> [To do]: Say how many lines hold the string "настоящего"; please write nothing but the number.

> [Data lines]:

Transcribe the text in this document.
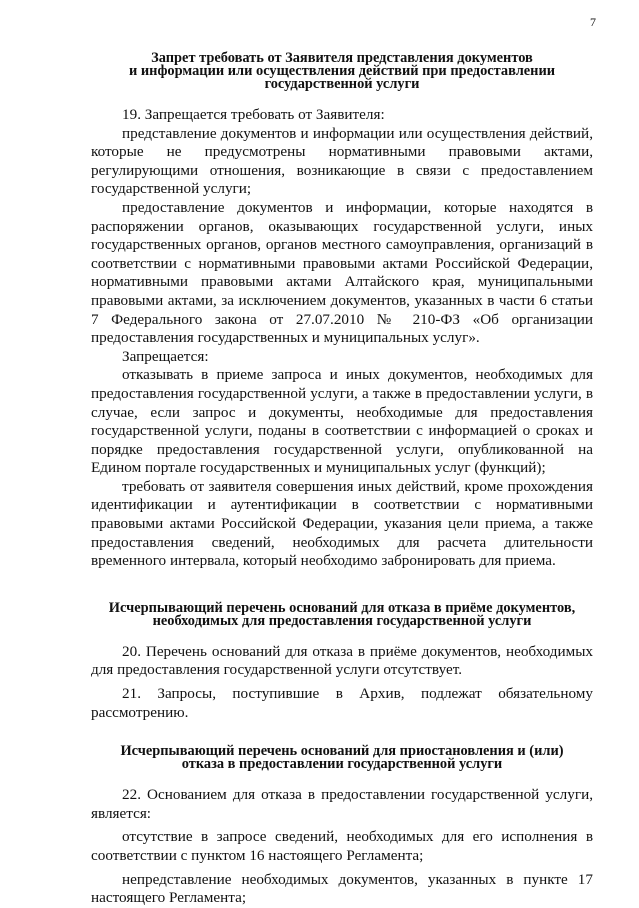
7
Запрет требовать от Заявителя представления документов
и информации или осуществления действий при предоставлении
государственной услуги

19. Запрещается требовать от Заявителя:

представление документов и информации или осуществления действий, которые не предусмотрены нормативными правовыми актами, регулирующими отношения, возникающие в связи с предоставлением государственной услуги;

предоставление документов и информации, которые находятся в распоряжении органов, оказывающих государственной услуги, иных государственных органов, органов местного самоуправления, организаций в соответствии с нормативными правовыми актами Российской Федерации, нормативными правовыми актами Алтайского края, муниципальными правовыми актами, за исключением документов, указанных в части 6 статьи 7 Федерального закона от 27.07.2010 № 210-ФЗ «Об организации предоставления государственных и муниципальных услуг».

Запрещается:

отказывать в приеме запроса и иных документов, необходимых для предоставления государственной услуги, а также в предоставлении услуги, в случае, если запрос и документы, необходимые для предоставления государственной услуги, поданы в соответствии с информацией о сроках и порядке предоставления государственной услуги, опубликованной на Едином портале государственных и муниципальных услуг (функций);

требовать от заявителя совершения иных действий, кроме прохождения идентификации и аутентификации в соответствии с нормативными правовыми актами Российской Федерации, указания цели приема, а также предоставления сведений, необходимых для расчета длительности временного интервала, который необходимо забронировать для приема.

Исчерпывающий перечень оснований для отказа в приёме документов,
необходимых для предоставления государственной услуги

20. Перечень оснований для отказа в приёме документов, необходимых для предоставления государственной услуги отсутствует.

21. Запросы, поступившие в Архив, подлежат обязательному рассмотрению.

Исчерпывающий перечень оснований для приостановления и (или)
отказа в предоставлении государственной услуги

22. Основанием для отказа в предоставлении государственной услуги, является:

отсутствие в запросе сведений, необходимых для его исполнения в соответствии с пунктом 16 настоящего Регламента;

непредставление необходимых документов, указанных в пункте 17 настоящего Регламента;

---

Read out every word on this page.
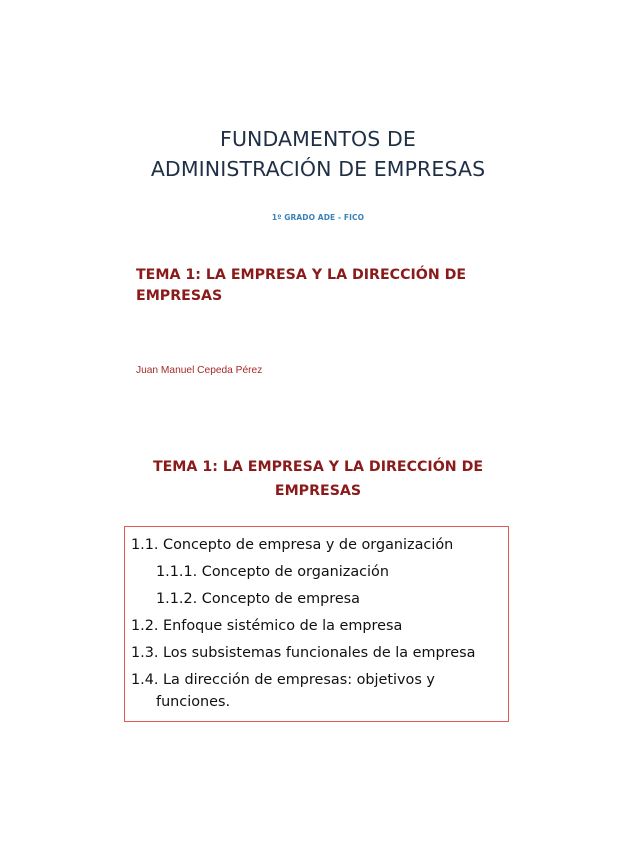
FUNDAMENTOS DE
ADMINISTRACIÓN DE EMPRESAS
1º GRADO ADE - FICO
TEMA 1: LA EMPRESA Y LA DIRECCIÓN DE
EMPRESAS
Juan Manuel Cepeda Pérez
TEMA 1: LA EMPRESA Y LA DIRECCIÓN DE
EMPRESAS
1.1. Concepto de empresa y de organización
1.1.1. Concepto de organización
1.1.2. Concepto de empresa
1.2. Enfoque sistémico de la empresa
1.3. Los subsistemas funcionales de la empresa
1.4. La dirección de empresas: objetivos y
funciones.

==

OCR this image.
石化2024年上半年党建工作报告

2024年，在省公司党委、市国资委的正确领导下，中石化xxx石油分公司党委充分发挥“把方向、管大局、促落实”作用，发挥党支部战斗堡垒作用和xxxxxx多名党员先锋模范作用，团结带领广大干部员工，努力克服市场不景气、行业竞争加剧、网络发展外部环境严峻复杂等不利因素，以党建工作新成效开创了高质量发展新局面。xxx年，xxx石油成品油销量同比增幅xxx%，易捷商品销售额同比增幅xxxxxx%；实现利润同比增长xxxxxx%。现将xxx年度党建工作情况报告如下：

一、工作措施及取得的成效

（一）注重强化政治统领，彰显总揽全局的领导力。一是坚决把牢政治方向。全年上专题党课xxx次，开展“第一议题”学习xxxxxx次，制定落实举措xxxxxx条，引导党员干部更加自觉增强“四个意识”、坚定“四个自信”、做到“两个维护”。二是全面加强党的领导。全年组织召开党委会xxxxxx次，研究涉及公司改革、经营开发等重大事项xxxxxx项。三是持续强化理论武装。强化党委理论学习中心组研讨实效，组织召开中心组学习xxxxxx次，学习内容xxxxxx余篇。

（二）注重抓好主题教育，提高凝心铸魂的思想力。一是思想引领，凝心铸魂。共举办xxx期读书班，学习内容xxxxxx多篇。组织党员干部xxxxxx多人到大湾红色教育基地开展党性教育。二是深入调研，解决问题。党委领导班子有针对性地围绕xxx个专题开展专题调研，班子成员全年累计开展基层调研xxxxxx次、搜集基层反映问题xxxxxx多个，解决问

> [The result]: 2